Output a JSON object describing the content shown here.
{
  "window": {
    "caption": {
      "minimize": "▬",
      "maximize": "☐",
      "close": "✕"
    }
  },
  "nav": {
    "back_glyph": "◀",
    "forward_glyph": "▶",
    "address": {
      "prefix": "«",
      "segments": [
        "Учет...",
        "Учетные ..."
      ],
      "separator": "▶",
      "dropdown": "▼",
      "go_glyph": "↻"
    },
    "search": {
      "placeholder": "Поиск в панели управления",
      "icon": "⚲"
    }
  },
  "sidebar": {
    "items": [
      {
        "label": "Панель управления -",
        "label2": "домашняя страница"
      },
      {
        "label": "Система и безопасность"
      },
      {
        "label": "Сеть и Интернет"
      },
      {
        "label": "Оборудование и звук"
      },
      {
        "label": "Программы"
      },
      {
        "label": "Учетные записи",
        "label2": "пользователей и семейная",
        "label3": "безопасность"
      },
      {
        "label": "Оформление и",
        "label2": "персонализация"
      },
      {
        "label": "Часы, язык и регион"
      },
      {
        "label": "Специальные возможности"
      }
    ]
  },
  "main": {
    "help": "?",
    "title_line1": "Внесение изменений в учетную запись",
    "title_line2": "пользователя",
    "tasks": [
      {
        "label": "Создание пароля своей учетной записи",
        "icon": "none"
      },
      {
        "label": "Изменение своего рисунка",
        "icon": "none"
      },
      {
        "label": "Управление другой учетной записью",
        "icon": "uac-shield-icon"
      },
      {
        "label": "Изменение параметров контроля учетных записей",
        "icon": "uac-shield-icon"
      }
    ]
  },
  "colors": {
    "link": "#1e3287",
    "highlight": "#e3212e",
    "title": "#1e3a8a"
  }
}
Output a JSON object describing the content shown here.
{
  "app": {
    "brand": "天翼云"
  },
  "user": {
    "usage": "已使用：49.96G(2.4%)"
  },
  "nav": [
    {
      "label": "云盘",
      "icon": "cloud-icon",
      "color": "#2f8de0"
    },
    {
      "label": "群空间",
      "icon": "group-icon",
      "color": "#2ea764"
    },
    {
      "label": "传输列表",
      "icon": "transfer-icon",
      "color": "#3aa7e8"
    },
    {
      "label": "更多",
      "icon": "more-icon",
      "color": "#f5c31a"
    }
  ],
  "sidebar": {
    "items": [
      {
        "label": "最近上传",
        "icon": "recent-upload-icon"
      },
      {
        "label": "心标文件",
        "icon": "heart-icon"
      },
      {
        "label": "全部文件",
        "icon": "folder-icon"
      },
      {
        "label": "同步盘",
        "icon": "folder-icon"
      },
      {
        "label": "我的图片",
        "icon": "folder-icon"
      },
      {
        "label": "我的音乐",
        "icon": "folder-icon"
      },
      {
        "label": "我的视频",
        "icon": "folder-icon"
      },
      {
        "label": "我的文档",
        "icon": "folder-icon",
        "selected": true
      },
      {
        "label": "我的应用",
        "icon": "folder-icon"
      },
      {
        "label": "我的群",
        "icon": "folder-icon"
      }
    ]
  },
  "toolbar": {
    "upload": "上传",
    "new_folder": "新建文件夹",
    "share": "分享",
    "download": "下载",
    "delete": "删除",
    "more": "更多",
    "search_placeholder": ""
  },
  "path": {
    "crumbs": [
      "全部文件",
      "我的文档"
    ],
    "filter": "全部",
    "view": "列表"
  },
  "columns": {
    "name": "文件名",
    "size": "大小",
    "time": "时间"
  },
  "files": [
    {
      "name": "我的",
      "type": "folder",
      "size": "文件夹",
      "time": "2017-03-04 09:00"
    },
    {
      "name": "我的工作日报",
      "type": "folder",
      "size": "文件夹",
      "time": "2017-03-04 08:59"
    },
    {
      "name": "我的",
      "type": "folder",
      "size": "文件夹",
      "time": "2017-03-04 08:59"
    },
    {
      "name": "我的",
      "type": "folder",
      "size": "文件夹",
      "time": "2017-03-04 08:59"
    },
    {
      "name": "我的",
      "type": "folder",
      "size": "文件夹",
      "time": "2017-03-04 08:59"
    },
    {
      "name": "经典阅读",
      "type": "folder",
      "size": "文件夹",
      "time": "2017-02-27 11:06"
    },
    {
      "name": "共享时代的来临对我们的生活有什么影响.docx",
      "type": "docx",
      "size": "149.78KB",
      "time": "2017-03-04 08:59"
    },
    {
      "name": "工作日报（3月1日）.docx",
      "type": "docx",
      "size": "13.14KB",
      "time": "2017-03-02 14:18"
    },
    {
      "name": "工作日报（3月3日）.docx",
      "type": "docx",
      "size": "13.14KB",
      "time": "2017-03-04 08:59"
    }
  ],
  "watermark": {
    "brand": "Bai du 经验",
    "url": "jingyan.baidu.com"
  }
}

____

▶ Given instruction
Print every entry exactly as it appears.

▶ Solution to the exercise
Output a JSON object describing the content shown here.
{
  "window": {
    "caption": {
      "minimize": "▬",
      "maximize": "☐",
      "close": "✕"
    }
  },
  "nav": {
    "back_glyph": "◀",
    "forward_glyph": "▶",
    "address": {
      "prefix": "«",
      "segments": [
        "Учет...",
        "Учетные ..."
      ],
      "separator": "▶",
      "dropdown": "▼",
      "go_glyph": "↻"
    },
    "search": {
      "placeholder": "Поиск в панели управления",
      "icon": "⚲"
    }
  },
  "sidebar": {
    "items": [
      {
        "label": "Панель управления -",
        "label2": "домашняя страница"
      },
      {
        "label": "Система и безопасность"
      },
      {
        "label": "Сеть и Интернет"
      },
      {
        "label": "Оборудование и звук"
      },
      {
        "label": "Программы"
      },
      {
        "label": "Учетные записи",
        "label2": "пользователей и семейная",
        "label3": "безопасность"
      },
      {
        "label": "Оформление и",
        "label2": "персонализация"
      },
      {
        "label": "Часы, язык и регион"
      },
      {
        "label": "Специальные возможности"
      }
    ]
  },
  "main": {
    "help": "?",
    "title_line1": "Внесение изменений в учетную запись",
    "title_line2": "пользователя",
    "tasks": [
      {
        "label": "Создание пароля своей учетной записи",
        "icon": "none"
      },
      {
        "label": "Изменение своего рисунка",
        "icon": "none"
      },
      {
        "label": "Управление другой учетной записью",
        "icon": "uac-shield-icon"
      },
      {
        "label": "Изменение параметров контроля учетных записей",
        "icon": "uac-shield-icon"
      }
    ]
  },
  "colors": {
    "link": "#1e3287",
    "highlight": "#e3212e",
    "title": "#1e3a8a"
  }
}
Output a JSON object describing the content shown here.
{
  "app": {
    "brand": "天翼云"
  },
  "user": {
    "usage": "已使用：49.96G(2.4%)"
  },
  "nav": [
    {
      "label": "云盘",
      "icon": "cloud-icon",
      "color": "#2f8de0"
    },
    {
      "label": "群空间",
      "icon": "group-icon",
      "color": "#2ea764"
    },
    {
      "label": "传输列表",
      "icon": "transfer-icon",
      "color": "#3aa7e8"
    },
    {
      "label": "更多",
      "icon": "more-icon",
      "color": "#f5c31a"
    }
  ],
  "sidebar": {
    "items": [
      {
        "label": "最近上传",
        "icon": "recent-upload-icon"
      },
      {
        "label": "心标文件",
        "icon": "heart-icon"
      },
      {
        "label": "全部文件",
        "icon": "folder-icon"
      },
      {
        "label": "同步盘",
        "icon": "folder-icon"
      },
      {
        "label": "我的图片",
        "icon": "folder-icon"
      },
      {
        "label": "我的音乐",
        "icon": "folder-icon"
      },
      {
        "label": "我的视频",
        "icon": "folder-icon"
      },
      {
        "label": "我的文档",
        "icon": "folder-icon",
        "selected": true
      },
      {
        "label": "我的应用",
        "icon": "folder-icon"
      },
      {
        "label": "我的群",
        "icon": "folder-icon"
      }
    ]
  },
  "toolbar": {
    "upload": "上传",
    "new_folder": "新建文件夹",
    "share": "分享",
    "download": "下载",
    "delete": "删除",
    "more": "更多",
    "search_placeholder": ""
  },
  "path": {
    "crumbs": [
      "全部文件",
      "我的文档"
    ],
    "filter": "全部",
    "view": "列表"
  },
  "columns": {
    "name": "文件名",
    "size": "大小",
    "time": "时间"
  },
  "files": [
    {
      "name": "我的",
      "type": "folder",
      "size": "文件夹",
      "time": "2017-03-04 09:00"
    },
    {
      "name": "我的工作日报",
      "type": "folder",
      "size": "文件夹",
      "time": "2017-03-04 08:59"
    },
    {
      "name": "我的",
      "type": "folder",
      "size": "文件夹",
      "time": "2017-03-04 08:59"
    },
    {
      "name": "我的",
      "type": "folder",
      "size": "文件夹",
      "time": "2017-03-04 08:59"
    },
    {
      "name": "我的",
      "type": "folder",
      "size": "文件夹",
      "time": "2017-03-04 08:59"
    },
    {
      "name": "经典阅读",
      "type": "folder",
      "size": "文件夹",
      "time": "2017-02-27 11:06"
    },
    {
      "name": "共享时代的来临对我们的生活有什么影响.docx",
      "type": "docx",
      "size": "149.78KB",
      "time": "2017-03-04 08:59"
    },
    {
      "name": "工作日报（3月1日）.docx",
      "type": "docx",
      "size": "13.14KB",
      "time": "2017-03-02 14:18"
    },
    {
      "name": "工作日报（3月3日）.docx",
      "type": "docx",
      "size": "13.14KB",
      "time": "2017-03-04 08:59"
    }
  ],
  "watermark": {
    "brand": "Bai du 经验",
    "url": "jingyan.baidu.com"
  }
}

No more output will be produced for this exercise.